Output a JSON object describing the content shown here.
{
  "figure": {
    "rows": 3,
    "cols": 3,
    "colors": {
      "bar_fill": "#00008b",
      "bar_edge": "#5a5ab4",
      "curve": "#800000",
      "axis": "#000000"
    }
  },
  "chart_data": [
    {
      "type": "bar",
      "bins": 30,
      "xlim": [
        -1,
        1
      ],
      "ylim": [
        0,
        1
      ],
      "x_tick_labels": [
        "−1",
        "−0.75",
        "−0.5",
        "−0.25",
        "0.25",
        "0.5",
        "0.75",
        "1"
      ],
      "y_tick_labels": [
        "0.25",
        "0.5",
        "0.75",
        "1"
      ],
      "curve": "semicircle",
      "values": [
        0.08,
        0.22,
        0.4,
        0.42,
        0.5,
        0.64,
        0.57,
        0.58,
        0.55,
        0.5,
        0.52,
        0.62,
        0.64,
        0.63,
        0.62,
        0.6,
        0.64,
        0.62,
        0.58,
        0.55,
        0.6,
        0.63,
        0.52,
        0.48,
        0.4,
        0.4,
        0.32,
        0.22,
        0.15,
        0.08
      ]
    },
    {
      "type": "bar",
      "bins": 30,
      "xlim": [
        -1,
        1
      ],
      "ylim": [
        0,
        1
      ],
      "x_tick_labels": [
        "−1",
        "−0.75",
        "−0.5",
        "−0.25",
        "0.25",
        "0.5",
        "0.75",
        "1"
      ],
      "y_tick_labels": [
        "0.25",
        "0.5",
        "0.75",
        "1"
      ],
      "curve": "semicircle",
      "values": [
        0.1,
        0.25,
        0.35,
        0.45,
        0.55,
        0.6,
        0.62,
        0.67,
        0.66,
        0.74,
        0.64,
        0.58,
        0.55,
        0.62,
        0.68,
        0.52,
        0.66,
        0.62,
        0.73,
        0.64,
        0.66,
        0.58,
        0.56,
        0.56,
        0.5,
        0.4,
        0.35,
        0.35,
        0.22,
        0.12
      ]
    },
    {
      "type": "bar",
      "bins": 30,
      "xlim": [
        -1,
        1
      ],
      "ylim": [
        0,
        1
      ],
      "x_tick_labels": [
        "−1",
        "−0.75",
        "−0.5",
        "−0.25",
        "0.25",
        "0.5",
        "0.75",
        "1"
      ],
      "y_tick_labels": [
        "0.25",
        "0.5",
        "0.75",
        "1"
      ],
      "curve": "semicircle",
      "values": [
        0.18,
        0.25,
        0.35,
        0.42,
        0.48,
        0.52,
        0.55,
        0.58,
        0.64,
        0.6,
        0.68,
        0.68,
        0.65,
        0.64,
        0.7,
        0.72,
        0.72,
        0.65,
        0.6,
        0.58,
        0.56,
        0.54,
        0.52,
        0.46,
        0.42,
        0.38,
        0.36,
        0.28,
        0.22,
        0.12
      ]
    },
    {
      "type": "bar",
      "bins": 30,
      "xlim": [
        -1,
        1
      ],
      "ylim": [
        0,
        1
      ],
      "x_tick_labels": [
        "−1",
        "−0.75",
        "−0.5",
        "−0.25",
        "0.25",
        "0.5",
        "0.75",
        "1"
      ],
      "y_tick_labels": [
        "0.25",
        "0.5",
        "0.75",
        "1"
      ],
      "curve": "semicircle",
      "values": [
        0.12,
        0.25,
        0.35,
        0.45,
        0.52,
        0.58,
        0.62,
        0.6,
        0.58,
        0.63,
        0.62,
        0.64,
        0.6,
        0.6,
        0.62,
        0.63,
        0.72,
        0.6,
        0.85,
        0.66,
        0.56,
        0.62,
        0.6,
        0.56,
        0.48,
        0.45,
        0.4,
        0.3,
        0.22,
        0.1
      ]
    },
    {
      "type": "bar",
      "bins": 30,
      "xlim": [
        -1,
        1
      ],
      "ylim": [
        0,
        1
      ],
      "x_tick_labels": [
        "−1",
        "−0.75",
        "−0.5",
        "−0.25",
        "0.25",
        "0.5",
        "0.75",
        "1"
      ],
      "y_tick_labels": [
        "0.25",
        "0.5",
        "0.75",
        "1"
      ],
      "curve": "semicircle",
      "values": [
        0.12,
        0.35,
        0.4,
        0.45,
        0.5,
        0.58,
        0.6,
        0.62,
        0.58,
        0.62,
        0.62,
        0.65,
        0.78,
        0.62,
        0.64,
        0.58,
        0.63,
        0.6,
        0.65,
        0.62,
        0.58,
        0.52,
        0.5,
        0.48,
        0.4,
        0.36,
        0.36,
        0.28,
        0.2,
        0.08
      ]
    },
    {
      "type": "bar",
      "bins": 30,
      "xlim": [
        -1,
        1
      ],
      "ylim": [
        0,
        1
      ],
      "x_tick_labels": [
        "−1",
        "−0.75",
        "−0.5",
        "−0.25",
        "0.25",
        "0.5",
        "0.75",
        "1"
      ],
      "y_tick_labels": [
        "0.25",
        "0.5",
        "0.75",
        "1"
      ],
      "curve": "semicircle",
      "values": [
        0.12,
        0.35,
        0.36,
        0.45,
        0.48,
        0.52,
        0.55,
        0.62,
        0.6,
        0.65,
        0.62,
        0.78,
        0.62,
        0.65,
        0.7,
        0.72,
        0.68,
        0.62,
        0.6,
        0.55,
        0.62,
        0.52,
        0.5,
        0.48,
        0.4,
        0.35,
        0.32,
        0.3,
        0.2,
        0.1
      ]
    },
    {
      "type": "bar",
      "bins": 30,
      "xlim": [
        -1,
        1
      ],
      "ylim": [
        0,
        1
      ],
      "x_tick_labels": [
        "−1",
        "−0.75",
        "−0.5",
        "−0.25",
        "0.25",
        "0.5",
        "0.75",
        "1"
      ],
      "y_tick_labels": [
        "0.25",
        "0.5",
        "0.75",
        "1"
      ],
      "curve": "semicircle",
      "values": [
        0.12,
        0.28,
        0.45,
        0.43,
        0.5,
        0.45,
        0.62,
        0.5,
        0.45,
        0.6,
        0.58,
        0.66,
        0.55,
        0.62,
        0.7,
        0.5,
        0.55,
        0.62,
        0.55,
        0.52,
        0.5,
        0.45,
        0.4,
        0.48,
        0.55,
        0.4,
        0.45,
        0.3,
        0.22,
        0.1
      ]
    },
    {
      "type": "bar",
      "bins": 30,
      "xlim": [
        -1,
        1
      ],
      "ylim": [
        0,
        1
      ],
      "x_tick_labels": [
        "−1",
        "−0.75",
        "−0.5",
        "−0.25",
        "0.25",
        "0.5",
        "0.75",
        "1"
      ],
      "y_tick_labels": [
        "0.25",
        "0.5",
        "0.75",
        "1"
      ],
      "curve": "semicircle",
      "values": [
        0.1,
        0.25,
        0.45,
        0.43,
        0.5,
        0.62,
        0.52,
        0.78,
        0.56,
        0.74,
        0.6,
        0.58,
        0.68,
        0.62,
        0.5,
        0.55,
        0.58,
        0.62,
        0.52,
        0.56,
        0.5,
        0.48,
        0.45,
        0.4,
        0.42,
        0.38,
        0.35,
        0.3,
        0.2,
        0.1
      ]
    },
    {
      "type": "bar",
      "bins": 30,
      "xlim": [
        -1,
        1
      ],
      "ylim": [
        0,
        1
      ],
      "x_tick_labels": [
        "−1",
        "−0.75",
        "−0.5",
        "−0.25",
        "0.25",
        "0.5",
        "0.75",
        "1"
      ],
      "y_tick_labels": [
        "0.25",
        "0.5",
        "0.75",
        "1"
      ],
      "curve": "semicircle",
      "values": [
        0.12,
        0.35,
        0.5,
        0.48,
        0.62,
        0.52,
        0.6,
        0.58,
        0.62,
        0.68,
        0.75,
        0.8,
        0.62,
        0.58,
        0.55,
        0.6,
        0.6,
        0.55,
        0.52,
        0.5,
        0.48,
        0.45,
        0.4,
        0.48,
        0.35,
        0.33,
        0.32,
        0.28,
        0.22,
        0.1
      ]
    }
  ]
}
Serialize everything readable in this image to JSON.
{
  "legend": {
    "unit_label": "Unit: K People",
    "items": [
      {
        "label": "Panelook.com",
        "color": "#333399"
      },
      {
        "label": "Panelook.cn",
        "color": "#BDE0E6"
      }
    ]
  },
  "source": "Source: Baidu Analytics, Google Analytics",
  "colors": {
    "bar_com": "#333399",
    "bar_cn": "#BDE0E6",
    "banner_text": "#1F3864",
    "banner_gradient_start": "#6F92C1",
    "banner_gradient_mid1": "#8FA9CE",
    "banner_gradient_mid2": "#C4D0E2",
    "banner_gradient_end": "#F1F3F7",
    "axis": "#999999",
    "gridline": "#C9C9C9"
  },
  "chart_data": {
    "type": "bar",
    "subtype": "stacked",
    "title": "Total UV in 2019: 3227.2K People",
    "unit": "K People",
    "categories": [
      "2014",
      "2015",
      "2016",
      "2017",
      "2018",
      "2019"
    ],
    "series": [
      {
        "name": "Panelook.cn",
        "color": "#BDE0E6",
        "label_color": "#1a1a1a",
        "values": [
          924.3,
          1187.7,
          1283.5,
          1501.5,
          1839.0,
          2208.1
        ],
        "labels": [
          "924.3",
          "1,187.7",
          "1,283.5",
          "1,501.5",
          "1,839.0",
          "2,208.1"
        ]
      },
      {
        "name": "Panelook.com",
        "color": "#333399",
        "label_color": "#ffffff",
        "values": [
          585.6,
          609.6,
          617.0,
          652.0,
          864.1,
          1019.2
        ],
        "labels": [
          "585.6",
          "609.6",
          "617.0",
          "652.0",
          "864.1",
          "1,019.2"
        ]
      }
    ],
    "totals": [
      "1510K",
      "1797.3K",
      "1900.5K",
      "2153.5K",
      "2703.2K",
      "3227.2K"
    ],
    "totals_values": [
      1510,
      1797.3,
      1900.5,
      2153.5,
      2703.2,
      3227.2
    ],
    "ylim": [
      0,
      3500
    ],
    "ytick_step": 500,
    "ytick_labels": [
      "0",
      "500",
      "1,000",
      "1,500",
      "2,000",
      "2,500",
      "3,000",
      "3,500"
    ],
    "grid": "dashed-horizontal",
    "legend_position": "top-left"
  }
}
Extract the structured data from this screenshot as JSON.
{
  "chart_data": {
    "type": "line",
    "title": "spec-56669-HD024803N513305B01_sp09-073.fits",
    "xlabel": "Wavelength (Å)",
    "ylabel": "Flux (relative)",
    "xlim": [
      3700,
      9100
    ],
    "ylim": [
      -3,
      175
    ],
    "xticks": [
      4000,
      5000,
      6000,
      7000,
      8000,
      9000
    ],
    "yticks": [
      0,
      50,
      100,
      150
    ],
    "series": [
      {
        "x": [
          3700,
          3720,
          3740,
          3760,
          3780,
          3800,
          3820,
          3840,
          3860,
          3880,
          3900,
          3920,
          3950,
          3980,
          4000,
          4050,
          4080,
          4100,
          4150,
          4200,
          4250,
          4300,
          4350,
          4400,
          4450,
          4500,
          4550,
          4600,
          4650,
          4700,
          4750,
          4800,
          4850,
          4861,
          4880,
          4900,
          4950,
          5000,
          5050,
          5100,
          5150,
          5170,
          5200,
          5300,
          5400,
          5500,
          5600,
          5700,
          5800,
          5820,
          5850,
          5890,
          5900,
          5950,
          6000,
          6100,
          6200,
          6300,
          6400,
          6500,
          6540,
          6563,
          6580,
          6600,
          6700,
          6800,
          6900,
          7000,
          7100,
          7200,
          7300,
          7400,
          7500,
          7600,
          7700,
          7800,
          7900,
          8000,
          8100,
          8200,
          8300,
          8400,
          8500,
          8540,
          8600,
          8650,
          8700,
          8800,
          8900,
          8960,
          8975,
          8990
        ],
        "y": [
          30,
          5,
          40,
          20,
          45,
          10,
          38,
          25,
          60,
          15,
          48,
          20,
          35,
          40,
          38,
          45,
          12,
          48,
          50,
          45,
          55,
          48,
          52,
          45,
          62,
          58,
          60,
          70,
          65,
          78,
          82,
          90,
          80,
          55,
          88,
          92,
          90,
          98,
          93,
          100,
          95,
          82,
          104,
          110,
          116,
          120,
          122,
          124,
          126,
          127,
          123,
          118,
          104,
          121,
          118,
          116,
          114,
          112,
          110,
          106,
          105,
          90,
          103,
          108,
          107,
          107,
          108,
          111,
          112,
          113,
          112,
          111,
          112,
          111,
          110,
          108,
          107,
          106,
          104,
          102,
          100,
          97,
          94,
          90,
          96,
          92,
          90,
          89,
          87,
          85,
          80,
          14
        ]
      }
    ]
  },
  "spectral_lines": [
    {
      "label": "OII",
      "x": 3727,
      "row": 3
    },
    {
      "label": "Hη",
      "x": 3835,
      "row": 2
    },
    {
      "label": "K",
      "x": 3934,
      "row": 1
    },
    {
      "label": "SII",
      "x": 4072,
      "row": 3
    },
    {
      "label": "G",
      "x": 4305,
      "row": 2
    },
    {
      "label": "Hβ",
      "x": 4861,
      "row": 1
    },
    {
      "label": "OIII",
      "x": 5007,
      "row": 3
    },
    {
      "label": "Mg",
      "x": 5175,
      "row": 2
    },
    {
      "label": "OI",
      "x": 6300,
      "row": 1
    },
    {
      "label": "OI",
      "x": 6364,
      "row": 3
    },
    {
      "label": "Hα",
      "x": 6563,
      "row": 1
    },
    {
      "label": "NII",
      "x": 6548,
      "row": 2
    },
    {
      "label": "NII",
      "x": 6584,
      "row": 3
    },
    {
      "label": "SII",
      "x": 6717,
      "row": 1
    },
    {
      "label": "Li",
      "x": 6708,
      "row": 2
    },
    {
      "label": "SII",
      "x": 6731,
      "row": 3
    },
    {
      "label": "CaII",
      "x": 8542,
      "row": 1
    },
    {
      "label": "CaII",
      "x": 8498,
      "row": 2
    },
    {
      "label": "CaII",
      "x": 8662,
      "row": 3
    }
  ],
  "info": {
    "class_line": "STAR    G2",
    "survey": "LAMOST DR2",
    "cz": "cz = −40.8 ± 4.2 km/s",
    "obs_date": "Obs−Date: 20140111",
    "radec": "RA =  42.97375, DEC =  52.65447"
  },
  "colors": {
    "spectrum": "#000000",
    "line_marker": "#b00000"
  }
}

## STATED EXERCISE
All lines above with "this" in them should be returned.

## TASK ANSWER
Serialize everything readable in this image to JSON.
Extract the structured data from this screenshot as JSON.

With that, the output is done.